*CHALLENGE*
Work out how many lines of the records hold the string "JSON", and reply with that number alone.

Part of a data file
-- start --
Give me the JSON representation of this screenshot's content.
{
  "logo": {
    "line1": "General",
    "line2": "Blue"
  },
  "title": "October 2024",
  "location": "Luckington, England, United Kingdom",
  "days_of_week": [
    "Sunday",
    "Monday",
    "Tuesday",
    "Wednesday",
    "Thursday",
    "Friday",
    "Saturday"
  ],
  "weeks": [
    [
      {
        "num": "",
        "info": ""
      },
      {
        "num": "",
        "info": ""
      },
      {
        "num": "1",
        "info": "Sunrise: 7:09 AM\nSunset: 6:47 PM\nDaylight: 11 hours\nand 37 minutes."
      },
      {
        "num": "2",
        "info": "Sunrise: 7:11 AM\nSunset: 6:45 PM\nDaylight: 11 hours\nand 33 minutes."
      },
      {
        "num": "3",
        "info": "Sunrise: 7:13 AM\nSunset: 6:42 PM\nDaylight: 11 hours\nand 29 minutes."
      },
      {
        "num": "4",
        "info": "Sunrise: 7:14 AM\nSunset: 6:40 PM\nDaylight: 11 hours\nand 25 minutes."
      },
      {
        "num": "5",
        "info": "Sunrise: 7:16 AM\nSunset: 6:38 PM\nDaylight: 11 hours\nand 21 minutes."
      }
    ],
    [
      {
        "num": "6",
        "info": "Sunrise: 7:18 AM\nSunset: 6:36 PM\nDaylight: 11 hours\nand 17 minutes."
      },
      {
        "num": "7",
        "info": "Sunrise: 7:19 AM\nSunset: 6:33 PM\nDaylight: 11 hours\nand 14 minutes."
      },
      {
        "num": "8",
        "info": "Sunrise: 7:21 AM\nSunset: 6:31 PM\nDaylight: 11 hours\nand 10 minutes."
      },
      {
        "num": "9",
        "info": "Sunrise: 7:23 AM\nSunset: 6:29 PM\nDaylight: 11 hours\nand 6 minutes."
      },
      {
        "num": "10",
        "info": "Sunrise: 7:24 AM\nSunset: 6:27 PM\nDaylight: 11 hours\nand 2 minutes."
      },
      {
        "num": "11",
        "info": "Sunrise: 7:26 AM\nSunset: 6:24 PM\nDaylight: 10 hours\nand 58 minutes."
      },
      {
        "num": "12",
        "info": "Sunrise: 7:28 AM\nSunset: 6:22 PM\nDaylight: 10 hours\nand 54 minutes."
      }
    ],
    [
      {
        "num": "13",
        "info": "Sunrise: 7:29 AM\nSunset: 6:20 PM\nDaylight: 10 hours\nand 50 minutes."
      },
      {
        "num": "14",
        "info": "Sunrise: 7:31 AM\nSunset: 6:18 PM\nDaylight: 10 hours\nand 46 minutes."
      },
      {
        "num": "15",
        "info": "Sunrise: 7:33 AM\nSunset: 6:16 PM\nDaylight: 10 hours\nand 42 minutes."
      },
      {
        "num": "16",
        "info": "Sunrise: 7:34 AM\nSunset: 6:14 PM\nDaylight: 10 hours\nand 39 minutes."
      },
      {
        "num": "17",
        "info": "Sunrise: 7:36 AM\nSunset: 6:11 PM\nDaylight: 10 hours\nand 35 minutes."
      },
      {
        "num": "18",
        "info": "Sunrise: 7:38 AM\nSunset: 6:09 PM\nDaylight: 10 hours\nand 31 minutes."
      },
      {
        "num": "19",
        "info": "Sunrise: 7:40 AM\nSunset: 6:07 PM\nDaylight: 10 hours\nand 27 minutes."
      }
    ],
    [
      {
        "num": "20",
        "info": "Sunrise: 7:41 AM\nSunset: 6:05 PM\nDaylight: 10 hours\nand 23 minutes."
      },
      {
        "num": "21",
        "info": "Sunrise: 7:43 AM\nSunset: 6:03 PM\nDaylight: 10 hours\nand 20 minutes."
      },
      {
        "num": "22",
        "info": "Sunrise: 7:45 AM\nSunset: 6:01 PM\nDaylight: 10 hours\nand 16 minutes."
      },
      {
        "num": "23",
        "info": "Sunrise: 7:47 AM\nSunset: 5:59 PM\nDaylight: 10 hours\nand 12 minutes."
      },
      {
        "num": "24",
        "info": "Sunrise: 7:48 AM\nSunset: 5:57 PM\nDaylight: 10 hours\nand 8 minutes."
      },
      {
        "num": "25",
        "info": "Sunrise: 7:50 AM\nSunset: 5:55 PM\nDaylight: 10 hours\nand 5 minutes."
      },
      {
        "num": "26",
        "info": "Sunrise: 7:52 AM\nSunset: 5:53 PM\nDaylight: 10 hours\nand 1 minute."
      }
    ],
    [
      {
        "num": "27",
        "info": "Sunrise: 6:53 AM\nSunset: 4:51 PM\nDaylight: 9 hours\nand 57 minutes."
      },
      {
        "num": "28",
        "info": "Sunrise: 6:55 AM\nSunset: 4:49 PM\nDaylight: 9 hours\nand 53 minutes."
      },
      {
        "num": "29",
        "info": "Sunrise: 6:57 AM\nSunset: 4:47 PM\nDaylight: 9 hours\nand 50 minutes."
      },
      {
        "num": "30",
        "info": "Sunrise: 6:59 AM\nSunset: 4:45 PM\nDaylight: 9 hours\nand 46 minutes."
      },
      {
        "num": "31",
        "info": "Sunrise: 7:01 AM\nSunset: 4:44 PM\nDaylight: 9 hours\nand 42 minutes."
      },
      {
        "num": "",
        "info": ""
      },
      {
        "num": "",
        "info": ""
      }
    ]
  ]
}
-- end --
-- start --
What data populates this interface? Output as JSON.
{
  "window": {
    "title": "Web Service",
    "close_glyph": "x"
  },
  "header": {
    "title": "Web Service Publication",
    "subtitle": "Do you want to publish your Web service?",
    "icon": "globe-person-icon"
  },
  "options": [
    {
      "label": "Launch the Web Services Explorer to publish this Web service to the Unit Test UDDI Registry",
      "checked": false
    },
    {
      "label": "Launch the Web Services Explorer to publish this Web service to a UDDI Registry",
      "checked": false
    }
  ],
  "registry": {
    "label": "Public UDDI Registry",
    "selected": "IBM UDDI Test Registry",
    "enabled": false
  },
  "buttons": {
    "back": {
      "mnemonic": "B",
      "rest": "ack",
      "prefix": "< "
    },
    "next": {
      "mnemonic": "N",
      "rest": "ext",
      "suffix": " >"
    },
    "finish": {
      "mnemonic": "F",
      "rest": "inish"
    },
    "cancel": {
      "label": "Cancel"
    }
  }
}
-- end --
-- start --
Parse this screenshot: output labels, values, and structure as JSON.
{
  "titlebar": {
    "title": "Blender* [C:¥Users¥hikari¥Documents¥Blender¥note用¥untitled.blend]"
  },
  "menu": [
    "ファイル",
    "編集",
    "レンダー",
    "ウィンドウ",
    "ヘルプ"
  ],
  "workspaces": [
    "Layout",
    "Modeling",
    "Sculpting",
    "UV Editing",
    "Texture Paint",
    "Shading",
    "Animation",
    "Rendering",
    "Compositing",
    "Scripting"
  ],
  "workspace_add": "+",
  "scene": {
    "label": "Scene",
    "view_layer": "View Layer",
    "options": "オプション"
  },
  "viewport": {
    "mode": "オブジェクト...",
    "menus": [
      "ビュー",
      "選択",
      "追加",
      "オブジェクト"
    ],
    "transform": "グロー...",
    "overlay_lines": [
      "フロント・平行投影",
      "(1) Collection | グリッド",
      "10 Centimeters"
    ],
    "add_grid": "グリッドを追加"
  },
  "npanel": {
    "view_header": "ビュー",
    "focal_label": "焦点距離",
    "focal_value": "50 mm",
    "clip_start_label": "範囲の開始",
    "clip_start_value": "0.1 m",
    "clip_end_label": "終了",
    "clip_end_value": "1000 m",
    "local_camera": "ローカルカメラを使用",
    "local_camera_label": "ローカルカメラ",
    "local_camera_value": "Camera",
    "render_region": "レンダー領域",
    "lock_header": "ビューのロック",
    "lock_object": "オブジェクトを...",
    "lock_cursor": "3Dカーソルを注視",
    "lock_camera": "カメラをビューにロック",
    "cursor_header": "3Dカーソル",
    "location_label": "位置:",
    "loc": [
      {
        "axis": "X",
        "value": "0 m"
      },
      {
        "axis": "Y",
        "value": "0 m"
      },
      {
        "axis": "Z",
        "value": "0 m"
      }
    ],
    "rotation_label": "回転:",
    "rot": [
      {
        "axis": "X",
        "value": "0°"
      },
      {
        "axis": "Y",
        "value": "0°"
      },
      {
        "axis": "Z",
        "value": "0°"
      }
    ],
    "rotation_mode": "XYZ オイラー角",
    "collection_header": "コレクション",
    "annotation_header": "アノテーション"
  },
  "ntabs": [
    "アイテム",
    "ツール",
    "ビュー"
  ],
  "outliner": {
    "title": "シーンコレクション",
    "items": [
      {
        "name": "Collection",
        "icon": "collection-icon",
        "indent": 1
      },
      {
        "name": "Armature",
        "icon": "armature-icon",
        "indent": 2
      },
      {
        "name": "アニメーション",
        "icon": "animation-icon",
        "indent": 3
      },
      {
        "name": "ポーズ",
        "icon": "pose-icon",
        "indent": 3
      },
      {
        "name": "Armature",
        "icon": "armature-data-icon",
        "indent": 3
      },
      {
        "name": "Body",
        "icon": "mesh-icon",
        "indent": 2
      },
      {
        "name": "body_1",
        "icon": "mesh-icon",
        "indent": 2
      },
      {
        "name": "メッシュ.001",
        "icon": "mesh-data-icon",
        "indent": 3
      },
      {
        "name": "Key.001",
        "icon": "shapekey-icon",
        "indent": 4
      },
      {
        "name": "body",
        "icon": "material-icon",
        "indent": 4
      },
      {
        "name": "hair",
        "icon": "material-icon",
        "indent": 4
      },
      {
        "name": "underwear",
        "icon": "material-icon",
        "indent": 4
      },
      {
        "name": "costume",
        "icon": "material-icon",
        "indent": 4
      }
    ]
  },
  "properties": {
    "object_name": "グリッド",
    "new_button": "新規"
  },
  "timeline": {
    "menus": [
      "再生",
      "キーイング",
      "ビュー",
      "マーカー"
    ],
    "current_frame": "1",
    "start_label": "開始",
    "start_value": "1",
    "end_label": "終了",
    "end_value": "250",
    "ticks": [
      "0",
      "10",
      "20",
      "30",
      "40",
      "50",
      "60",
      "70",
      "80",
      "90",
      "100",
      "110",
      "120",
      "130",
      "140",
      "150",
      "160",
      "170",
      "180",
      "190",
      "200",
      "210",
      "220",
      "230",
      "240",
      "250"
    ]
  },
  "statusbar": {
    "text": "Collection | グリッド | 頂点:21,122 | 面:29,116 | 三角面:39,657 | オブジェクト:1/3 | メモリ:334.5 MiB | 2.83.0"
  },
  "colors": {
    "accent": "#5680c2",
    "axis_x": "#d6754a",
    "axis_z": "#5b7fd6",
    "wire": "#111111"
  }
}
-- end --
*TASK OUTPUT*
3